-- Your task --
Write out precisely the lines beginning with the line that contains "Give me the" and ending with the last line of the entries, and no other lines.

-- Given data --
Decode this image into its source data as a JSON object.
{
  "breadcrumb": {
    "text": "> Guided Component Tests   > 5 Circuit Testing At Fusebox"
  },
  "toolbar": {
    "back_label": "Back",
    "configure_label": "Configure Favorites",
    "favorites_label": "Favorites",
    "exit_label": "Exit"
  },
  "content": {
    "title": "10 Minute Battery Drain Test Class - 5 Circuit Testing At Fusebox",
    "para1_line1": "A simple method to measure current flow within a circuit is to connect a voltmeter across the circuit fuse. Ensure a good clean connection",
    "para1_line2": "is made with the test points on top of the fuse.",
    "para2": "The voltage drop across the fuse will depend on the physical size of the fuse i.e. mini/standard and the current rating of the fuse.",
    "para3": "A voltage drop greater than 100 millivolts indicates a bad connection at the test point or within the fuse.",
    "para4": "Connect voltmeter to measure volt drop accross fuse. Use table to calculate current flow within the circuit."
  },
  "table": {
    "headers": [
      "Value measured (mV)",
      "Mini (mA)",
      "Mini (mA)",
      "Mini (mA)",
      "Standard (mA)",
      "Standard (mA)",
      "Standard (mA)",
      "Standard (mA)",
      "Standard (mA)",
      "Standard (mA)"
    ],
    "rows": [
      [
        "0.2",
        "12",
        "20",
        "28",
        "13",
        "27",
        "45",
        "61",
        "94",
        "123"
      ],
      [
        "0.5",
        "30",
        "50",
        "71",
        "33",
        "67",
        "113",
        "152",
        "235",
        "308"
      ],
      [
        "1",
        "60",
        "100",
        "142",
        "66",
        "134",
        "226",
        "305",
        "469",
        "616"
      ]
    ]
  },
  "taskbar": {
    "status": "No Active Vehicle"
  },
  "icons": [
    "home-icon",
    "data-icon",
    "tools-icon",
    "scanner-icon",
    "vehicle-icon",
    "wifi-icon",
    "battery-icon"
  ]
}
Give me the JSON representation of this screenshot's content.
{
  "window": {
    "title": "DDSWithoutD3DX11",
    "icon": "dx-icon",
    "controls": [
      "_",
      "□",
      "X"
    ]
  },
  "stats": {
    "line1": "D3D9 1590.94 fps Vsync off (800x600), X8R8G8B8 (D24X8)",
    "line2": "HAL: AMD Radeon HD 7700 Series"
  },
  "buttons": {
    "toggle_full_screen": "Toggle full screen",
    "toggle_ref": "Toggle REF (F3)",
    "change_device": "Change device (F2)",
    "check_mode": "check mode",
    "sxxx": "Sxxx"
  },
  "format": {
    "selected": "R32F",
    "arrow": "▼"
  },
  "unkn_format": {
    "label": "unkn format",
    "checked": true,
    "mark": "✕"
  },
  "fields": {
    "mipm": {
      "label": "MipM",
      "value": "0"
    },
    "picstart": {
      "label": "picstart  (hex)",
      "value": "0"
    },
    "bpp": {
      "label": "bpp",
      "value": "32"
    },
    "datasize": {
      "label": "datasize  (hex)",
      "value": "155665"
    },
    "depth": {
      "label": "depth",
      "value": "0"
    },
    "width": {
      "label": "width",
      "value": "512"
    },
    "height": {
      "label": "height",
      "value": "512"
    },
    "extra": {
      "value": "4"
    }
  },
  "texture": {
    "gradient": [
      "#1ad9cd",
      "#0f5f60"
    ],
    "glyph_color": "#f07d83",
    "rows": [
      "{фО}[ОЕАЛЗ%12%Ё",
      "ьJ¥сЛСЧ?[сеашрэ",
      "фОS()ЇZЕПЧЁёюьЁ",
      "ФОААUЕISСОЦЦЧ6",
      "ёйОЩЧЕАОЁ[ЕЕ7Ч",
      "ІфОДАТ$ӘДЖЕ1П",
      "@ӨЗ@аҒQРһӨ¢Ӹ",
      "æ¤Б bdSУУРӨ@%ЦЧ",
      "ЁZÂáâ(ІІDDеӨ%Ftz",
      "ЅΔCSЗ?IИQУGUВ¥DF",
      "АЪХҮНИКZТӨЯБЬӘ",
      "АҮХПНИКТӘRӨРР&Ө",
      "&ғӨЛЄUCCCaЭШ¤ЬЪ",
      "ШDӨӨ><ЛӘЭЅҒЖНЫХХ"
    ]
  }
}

-- Full answer --
Give me the JSON representation of this screenshot's content.
{
  "window": {
    "title": "DDSWithoutD3DX11",
    "icon": "dx-icon",
    "controls": [
      "_",
      "□",
      "X"
    ]
  },
  "stats": {
    "line1": "D3D9 1590.94 fps Vsync off (800x600), X8R8G8B8 (D24X8)",
    "line2": "HAL: AMD Radeon HD 7700 Series"
  },
  "buttons": {
    "toggle_full_screen": "Toggle full screen",
    "toggle_ref": "Toggle REF (F3)",
    "change_device": "Change device (F2)",
    "check_mode": "check mode",
    "sxxx": "Sxxx"
  },
  "format": {
    "selected": "R32F",
    "arrow": "▼"
  },
  "unkn_format": {
    "label": "unkn format",
    "checked": true,
    "mark": "✕"
  },
  "fields": {
    "mipm": {
      "label": "MipM",
      "value": "0"
    },
    "picstart": {
      "label": "picstart  (hex)",
      "value": "0"
    },
    "bpp": {
      "label": "bpp",
      "value": "32"
    },
    "datasize": {
      "label": "datasize  (hex)",
      "value": "155665"
    },
    "depth": {
      "label": "depth",
      "value": "0"
    },
    "width": {
      "label": "width",
      "value": "512"
    },
    "height": {
      "label": "height",
      "value": "512"
    },
    "extra": {
      "value": "4"
    }
  },
  "texture": {
    "gradient": [
      "#1ad9cd",
      "#0f5f60"
    ],
    "glyph_color": "#f07d83",
    "rows": [
      "{фО}[ОЕАЛЗ%12%Ё",
      "ьJ¥сЛСЧ?[сеашрэ",
      "фОS()ЇZЕПЧЁёюьЁ",
      "ФОААUЕISСОЦЦЧ6",
      "ёйОЩЧЕАОЁ[ЕЕ7Ч",
      "ІфОДАТ$ӘДЖЕ1П",
      "@ӨЗ@аҒQРһӨ¢Ӹ",
      "æ¤Б bdSУУРӨ@%ЦЧ",
      "ЁZÂáâ(ІІDDеӨ%Ftz",
      "ЅΔCSЗ?IИQУGUВ¥DF",
      "АЪХҮНИКZТӨЯБЬӘ",
      "АҮХПНИКТӘRӨРР&Ө",
      "&ғӨЛЄUCCCaЭШ¤ЬЪ",
      "ШDӨӨ><ЛӘЭЅҒЖНЫХХ"
    ]
  }
}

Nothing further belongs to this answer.